▶ [The task]: Pull every line containing the word "this" from the records.

----- Task data -----

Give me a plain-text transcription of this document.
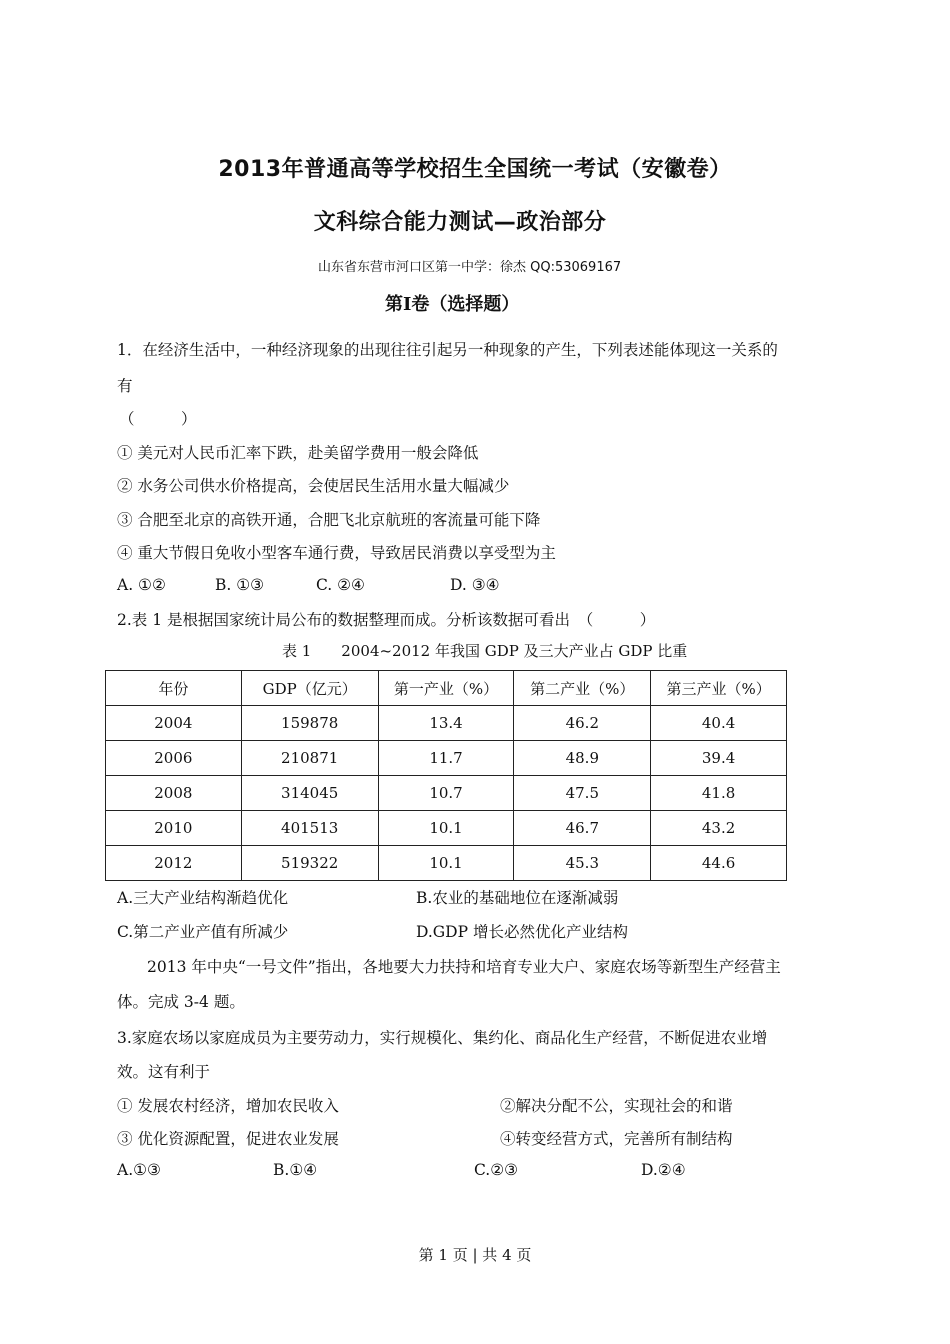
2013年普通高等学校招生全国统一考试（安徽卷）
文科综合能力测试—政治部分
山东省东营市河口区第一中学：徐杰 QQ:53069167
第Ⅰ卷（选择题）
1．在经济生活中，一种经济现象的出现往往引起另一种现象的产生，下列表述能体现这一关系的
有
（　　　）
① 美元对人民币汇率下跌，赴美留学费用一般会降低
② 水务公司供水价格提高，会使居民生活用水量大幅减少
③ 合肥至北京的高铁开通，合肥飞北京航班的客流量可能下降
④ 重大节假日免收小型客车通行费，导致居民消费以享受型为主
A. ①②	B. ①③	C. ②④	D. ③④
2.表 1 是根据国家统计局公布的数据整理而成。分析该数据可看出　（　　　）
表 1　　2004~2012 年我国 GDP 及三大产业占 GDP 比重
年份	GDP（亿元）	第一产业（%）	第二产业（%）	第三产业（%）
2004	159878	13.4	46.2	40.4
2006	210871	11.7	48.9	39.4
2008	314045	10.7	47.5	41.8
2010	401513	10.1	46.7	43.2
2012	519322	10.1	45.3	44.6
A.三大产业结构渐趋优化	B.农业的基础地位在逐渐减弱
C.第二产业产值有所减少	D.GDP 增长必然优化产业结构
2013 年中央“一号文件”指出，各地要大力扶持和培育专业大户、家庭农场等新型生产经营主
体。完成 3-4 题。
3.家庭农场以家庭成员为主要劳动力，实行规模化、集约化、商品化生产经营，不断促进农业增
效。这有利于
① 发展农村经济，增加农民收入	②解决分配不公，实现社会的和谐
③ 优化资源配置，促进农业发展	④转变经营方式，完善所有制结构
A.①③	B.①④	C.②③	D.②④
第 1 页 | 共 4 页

-----
----- Task data -----

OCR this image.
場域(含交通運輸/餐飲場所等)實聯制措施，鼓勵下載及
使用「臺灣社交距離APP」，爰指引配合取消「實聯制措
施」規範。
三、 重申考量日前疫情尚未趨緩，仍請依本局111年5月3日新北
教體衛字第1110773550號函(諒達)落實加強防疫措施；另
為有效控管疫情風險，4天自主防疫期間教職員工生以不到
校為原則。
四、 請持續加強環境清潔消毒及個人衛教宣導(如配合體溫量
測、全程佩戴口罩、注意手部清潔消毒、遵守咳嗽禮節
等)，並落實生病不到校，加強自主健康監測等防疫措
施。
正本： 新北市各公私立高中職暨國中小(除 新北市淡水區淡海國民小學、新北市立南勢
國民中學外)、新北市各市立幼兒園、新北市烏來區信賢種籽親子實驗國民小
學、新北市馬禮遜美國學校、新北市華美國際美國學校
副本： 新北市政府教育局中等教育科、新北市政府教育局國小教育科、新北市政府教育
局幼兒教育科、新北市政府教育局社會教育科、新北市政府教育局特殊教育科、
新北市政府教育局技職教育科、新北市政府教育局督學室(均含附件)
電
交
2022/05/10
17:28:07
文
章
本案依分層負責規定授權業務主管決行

-----

▶ [Task output]:
Give me a plain-text transcription of this document.
OCR this image.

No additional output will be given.